# EXERCISE INPUTS start

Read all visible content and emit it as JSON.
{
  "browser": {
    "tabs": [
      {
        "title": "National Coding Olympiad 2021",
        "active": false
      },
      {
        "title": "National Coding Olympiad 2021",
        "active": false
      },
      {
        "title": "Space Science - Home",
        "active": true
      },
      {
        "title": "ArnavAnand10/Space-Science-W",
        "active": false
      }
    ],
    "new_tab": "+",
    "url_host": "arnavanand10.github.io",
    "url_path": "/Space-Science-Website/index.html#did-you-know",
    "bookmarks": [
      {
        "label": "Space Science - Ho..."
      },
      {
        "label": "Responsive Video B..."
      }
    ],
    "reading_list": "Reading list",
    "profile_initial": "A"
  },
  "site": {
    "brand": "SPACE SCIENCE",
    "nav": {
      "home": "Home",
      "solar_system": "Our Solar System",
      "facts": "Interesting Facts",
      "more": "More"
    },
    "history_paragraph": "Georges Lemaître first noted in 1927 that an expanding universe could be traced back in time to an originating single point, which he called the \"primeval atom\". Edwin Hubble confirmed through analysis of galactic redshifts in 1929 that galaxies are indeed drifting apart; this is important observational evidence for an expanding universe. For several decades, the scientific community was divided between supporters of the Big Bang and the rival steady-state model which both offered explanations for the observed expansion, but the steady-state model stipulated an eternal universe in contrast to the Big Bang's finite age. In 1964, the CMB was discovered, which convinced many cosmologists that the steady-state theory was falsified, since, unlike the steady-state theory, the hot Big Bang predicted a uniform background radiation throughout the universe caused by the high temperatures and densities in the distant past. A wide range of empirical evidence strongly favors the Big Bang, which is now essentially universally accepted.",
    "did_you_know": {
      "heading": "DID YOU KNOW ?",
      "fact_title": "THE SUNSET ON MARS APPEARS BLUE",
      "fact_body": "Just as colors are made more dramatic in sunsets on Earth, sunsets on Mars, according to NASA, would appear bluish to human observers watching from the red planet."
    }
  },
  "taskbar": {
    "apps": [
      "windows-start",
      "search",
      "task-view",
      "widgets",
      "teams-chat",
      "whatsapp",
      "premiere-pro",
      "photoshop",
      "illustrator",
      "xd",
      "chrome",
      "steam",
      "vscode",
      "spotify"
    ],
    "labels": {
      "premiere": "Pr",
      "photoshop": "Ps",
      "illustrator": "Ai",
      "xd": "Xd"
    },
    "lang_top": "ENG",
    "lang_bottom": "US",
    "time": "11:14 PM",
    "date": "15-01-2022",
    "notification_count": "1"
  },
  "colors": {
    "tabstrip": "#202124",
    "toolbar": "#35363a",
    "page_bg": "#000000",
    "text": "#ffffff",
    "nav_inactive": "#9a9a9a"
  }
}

# EXERCISE INPUTS end

Copy down the whole of the data above, matching it exactly.

Read all visible content and emit it as JSON.
{
  "browser": {
    "tabs": [
      {
        "title": "National Coding Olympiad 2021",
        "active": false
      },
      {
        "title": "National Coding Olympiad 2021",
        "active": false
      },
      {
        "title": "Space Science - Home",
        "active": true
      },
      {
        "title": "ArnavAnand10/Space-Science-W",
        "active": false
      }
    ],
    "new_tab": "+",
    "url_host": "arnavanand10.github.io",
    "url_path": "/Space-Science-Website/index.html#did-you-know",
    "bookmarks": [
      {
        "label": "Space Science - Ho..."
      },
      {
        "label": "Responsive Video B..."
      }
    ],
    "reading_list": "Reading list",
    "profile_initial": "A"
  },
  "site": {
    "brand": "SPACE SCIENCE",
    "nav": {
      "home": "Home",
      "solar_system": "Our Solar System",
      "facts": "Interesting Facts",
      "more": "More"
    },
    "history_paragraph": "Georges Lemaître first noted in 1927 that an expanding universe could be traced back in time to an originating single point, which he called the \"primeval atom\". Edwin Hubble confirmed through analysis of galactic redshifts in 1929 that galaxies are indeed drifting apart; this is important observational evidence for an expanding universe. For several decades, the scientific community was divided between supporters of the Big Bang and the rival steady-state model which both offered explanations for the observed expansion, but the steady-state model stipulated an eternal universe in contrast to the Big Bang's finite age. In 1964, the CMB was discovered, which convinced many cosmologists that the steady-state theory was falsified, since, unlike the steady-state theory, the hot Big Bang predicted a uniform background radiation throughout the universe caused by the high temperatures and densities in the distant past. A wide range of empirical evidence strongly favors the Big Bang, which is now essentially universally accepted.",
    "did_you_know": {
      "heading": "DID YOU KNOW ?",
      "fact_title": "THE SUNSET ON MARS APPEARS BLUE",
      "fact_body": "Just as colors are made more dramatic in sunsets on Earth, sunsets on Mars, according to NASA, would appear bluish to human observers watching from the red planet."
    }
  },
  "taskbar": {
    "apps": [
      "windows-start",
      "search",
      "task-view",
      "widgets",
      "teams-chat",
      "whatsapp",
      "premiere-pro",
      "photoshop",
      "illustrator",
      "xd",
      "chrome",
      "steam",
      "vscode",
      "spotify"
    ],
    "labels": {
      "premiere": "Pr",
      "photoshop": "Ps",
      "illustrator": "Ai",
      "xd": "Xd"
    },
    "lang_top": "ENG",
    "lang_bottom": "US",
    "time": "11:14 PM",
    "date": "15-01-2022",
    "notification_count": "1"
  },
  "colors": {
    "tabstrip": "#202124",
    "toolbar": "#35363a",
    "page_bg": "#000000",
    "text": "#ffffff",
    "nav_inactive": "#9a9a9a"
  }
}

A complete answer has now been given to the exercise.